■ **WORK TO COMPLETE**
Rename "camera-button" to "photo-button" throughout the stretch from the start of the records through the line containing "arrow-right-icon: → — [665, 452, 684, 473]", and give back only those lines with nothing else changed.

■ **INFORMATION SUPPLIED**

────

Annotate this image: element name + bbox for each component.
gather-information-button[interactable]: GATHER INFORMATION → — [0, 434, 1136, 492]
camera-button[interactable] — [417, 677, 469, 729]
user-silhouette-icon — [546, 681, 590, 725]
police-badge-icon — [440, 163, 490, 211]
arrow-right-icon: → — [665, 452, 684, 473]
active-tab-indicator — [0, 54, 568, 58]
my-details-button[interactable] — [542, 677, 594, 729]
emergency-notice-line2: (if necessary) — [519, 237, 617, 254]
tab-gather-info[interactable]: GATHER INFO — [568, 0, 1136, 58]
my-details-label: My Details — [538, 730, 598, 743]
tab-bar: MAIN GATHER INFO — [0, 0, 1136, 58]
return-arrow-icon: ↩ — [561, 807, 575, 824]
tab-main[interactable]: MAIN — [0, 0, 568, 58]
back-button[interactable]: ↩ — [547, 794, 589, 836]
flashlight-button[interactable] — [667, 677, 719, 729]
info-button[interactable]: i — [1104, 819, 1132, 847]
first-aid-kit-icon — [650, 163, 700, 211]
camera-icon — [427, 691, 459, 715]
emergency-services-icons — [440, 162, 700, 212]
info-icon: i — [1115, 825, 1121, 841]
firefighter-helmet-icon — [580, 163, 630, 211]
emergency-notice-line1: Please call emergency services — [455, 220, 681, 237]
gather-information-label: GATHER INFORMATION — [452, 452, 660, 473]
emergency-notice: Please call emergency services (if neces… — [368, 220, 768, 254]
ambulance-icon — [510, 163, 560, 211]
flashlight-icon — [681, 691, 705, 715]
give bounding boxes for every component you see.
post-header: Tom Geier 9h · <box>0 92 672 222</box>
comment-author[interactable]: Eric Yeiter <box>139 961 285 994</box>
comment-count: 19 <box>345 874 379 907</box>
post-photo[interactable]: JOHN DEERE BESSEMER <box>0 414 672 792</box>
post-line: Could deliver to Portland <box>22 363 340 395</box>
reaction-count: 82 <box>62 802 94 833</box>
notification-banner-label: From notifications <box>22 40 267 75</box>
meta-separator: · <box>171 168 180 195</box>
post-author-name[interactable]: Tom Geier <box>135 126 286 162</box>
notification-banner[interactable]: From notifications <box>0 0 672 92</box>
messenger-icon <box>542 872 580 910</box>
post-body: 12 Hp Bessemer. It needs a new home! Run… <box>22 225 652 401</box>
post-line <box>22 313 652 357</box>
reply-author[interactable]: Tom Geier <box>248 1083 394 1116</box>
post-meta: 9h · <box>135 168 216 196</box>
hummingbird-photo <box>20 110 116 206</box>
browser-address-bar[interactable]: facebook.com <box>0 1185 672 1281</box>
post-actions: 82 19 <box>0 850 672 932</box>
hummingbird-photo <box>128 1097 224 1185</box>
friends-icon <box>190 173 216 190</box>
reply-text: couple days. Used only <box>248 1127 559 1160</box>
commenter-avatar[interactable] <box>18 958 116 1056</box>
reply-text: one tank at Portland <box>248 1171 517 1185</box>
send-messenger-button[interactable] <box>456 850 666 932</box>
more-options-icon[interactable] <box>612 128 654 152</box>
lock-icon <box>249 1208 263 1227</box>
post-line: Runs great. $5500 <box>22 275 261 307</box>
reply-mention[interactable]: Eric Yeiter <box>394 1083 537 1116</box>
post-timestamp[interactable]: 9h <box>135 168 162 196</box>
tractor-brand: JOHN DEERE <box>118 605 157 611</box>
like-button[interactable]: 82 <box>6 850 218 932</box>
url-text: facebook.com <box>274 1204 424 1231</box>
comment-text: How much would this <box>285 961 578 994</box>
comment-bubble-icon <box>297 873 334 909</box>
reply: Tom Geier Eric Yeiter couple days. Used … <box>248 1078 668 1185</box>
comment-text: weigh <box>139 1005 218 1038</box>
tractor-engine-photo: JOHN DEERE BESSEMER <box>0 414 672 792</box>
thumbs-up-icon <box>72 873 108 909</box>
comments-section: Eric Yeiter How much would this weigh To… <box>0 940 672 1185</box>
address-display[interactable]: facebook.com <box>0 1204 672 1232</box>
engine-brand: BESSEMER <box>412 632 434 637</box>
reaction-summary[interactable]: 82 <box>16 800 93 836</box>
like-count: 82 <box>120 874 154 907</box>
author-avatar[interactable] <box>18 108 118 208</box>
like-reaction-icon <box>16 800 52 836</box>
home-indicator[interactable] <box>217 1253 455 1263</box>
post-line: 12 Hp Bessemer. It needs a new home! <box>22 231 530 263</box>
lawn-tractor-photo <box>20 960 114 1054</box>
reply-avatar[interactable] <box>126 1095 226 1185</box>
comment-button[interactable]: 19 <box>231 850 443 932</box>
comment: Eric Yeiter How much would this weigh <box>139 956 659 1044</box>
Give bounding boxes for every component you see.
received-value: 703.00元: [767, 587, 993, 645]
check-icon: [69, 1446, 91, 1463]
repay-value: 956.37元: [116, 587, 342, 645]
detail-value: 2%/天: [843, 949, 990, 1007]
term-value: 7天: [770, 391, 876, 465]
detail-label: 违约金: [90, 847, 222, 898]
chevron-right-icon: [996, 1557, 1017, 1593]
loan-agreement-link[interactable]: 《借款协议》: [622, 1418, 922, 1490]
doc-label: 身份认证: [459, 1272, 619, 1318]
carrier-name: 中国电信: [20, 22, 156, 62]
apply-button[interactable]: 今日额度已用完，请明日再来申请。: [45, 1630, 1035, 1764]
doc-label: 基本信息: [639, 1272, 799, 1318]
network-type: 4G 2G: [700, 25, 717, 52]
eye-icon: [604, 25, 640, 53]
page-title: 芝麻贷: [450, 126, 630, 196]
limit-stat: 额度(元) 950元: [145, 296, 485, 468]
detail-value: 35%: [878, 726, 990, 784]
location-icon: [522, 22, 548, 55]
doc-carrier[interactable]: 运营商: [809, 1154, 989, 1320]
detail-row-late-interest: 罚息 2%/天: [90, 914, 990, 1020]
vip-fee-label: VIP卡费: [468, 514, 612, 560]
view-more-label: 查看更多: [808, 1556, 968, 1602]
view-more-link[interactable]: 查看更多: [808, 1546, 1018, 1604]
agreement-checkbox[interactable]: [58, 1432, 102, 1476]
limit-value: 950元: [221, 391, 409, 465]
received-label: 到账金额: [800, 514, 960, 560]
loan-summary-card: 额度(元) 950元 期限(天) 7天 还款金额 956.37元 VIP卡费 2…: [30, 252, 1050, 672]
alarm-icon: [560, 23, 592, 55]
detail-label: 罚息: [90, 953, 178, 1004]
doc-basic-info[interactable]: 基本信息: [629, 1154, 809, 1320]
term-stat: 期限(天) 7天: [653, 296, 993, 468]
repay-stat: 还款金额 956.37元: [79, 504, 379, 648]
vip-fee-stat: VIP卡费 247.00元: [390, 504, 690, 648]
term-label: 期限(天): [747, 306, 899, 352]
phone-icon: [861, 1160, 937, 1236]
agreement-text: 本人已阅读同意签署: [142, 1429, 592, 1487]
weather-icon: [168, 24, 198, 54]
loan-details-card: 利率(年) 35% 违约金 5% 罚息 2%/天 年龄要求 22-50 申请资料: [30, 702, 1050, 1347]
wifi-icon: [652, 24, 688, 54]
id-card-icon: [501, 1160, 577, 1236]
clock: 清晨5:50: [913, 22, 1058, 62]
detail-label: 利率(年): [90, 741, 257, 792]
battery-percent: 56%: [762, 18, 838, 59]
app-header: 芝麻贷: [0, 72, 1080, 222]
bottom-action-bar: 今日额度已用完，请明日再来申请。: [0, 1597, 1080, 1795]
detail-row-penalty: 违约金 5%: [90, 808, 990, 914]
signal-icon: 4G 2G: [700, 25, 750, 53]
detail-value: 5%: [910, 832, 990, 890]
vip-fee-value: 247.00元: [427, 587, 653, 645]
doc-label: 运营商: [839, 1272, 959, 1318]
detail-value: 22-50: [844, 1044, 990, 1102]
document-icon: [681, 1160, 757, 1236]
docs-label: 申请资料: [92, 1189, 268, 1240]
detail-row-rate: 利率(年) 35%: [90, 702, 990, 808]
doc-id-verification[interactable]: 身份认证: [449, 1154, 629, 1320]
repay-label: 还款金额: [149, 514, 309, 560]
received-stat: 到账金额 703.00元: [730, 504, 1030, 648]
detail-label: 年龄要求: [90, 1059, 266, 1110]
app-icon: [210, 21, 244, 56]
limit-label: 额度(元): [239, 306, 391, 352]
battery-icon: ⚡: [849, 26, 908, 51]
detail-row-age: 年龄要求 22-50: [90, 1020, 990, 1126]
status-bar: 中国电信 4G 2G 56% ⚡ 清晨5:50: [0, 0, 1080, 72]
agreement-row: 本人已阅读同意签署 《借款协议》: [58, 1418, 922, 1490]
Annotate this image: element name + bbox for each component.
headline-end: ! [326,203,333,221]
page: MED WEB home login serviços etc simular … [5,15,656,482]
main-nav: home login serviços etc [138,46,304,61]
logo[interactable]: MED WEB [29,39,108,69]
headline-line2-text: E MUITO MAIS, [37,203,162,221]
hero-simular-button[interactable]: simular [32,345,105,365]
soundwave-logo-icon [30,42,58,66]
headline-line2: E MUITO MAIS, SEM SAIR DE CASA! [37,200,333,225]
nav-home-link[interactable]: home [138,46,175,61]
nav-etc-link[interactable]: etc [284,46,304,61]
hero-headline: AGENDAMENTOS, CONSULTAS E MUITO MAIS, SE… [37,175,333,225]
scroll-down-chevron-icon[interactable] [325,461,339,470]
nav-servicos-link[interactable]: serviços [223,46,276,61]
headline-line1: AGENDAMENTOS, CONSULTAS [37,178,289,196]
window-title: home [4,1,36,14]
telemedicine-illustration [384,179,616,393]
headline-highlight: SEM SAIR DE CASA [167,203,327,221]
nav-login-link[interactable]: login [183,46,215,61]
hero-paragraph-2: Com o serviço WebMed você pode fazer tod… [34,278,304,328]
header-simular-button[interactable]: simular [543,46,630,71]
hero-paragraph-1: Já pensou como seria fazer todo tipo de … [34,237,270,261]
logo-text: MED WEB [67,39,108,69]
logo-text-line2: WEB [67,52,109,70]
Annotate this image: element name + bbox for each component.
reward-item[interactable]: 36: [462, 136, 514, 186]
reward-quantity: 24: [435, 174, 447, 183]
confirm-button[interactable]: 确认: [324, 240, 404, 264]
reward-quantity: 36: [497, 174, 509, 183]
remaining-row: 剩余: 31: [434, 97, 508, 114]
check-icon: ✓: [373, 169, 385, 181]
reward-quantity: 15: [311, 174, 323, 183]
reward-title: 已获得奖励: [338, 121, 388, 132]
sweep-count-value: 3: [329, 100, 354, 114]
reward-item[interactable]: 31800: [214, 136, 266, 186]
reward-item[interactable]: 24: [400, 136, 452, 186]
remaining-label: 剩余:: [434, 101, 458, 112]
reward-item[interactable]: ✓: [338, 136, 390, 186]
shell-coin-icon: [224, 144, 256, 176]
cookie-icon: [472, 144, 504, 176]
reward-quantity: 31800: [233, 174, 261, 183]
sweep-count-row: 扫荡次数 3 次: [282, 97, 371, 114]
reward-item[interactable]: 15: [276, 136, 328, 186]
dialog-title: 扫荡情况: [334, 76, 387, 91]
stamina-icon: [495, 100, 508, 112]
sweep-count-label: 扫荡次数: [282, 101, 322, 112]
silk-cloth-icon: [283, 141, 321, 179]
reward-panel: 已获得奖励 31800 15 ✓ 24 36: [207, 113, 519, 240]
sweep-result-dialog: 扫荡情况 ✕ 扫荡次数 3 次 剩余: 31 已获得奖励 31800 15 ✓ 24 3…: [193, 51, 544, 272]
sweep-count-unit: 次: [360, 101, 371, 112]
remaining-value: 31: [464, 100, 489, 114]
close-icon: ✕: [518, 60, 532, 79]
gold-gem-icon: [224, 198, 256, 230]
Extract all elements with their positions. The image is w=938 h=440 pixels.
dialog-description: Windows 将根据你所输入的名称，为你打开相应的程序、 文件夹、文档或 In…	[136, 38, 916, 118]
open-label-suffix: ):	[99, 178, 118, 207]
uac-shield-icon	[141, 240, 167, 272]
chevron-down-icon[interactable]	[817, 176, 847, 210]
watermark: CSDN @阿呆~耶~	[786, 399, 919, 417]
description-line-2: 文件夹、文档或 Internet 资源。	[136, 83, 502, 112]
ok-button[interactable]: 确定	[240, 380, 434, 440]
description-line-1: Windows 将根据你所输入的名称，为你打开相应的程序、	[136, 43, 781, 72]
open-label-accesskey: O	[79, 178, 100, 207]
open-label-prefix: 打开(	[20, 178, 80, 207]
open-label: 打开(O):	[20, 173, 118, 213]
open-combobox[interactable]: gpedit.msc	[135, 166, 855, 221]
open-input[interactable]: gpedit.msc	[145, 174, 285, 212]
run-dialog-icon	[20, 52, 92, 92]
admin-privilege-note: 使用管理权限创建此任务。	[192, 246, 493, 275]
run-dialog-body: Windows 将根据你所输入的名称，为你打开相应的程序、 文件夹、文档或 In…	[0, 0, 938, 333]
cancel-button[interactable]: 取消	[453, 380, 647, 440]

────

■ **TASK ANSWER**
Annotate this image: element name + bbox for each component.
gather-information-button[interactable]: GATHER INFORMATION → — [0, 434, 1136, 492]
photo-button[interactable] — [417, 677, 469, 729]
user-silhouette-icon — [546, 681, 590, 725]
police-badge-icon — [440, 163, 490, 211]
arrow-right-icon: → — [665, 452, 684, 473]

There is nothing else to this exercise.